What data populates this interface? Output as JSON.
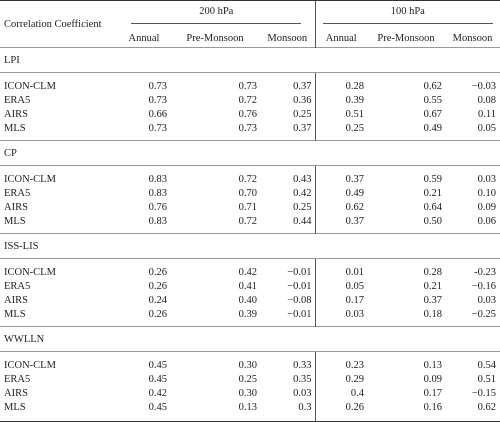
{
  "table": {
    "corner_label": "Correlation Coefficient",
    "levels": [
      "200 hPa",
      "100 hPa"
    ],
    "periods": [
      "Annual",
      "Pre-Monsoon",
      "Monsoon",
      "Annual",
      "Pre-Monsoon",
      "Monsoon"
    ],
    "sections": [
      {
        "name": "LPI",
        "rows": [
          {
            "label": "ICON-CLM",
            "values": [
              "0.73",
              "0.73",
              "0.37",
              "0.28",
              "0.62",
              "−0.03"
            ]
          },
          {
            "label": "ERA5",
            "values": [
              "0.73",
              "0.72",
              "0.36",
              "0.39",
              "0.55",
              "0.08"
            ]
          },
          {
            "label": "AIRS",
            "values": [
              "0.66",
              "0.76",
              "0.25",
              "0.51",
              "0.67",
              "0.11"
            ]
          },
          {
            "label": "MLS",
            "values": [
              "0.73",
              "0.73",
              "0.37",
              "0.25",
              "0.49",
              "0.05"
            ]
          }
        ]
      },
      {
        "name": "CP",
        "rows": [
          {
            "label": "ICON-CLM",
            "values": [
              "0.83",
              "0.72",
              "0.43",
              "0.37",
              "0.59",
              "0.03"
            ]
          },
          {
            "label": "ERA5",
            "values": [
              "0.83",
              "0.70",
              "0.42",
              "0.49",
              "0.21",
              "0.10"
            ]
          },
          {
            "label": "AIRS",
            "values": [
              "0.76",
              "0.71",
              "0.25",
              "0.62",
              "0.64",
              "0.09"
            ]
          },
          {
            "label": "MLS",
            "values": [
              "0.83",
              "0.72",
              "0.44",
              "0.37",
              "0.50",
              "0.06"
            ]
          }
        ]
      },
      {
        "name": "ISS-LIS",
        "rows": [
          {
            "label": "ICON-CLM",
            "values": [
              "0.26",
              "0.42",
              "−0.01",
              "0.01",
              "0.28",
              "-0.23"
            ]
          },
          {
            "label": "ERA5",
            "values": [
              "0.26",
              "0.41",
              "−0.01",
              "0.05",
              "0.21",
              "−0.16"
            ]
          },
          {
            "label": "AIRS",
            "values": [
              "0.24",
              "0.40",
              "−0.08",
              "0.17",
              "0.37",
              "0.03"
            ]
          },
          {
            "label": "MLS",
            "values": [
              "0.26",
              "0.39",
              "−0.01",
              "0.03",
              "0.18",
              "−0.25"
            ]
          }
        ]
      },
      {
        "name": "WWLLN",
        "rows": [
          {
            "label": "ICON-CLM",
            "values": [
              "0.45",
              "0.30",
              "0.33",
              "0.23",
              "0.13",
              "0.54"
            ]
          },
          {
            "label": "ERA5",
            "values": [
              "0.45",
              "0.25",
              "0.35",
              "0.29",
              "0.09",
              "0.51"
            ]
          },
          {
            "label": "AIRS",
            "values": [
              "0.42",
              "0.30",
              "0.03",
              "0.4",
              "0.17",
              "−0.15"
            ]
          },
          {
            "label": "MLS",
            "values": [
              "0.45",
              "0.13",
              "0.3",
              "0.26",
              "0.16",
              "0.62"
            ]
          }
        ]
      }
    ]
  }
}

EXERCISE PROMPT: Print the complete listing exactly, apart from any pictures.

COMPLETED TASK:
What data populates this interface? Output as JSON.
{
  "table": {
    "corner_label": "Correlation Coefficient",
    "levels": [
      "200 hPa",
      "100 hPa"
    ],
    "periods": [
      "Annual",
      "Pre-Monsoon",
      "Monsoon",
      "Annual",
      "Pre-Monsoon",
      "Monsoon"
    ],
    "sections": [
      {
        "name": "LPI",
        "rows": [
          {
            "label": "ICON-CLM",
            "values": [
              "0.73",
              "0.73",
              "0.37",
              "0.28",
              "0.62",
              "−0.03"
            ]
          },
          {
            "label": "ERA5",
            "values": [
              "0.73",
              "0.72",
              "0.36",
              "0.39",
              "0.55",
              "0.08"
            ]
          },
          {
            "label": "AIRS",
            "values": [
              "0.66",
              "0.76",
              "0.25",
              "0.51",
              "0.67",
              "0.11"
            ]
          },
          {
            "label": "MLS",
            "values": [
              "0.73",
              "0.73",
              "0.37",
              "0.25",
              "0.49",
              "0.05"
            ]
          }
        ]
      },
      {
        "name": "CP",
        "rows": [
          {
            "label": "ICON-CLM",
            "values": [
              "0.83",
              "0.72",
              "0.43",
              "0.37",
              "0.59",
              "0.03"
            ]
          },
          {
            "label": "ERA5",
            "values": [
              "0.83",
              "0.70",
              "0.42",
              "0.49",
              "0.21",
              "0.10"
            ]
          },
          {
            "label": "AIRS",
            "values": [
              "0.76",
              "0.71",
              "0.25",
              "0.62",
              "0.64",
              "0.09"
            ]
          },
          {
            "label": "MLS",
            "values": [
              "0.83",
              "0.72",
              "0.44",
              "0.37",
              "0.50",
              "0.06"
            ]
          }
        ]
      },
      {
        "name": "ISS-LIS",
        "rows": [
          {
            "label": "ICON-CLM",
            "values": [
              "0.26",
              "0.42",
              "−0.01",
              "0.01",
              "0.28",
              "-0.23"
            ]
          },
          {
            "label": "ERA5",
            "values": [
              "0.26",
              "0.41",
              "−0.01",
              "0.05",
              "0.21",
              "−0.16"
            ]
          },
          {
            "label": "AIRS",
            "values": [
              "0.24",
              "0.40",
              "−0.08",
              "0.17",
              "0.37",
              "0.03"
            ]
          },
          {
            "label": "MLS",
            "values": [
              "0.26",
              "0.39",
              "−0.01",
              "0.03",
              "0.18",
              "−0.25"
            ]
          }
        ]
      },
      {
        "name": "WWLLN",
        "rows": [
          {
            "label": "ICON-CLM",
            "values": [
              "0.45",
              "0.30",
              "0.33",
              "0.23",
              "0.13",
              "0.54"
            ]
          },
          {
            "label": "ERA5",
            "values": [
              "0.45",
              "0.25",
              "0.35",
              "0.29",
              "0.09",
              "0.51"
            ]
          },
          {
            "label": "AIRS",
            "values": [
              "0.42",
              "0.30",
              "0.03",
              "0.4",
              "0.17",
              "−0.15"
            ]
          },
          {
            "label": "MLS",
            "values": [
              "0.45",
              "0.13",
              "0.3",
              "0.26",
              "0.16",
              "0.62"
            ]
          }
        ]
      }
    ]
  }
}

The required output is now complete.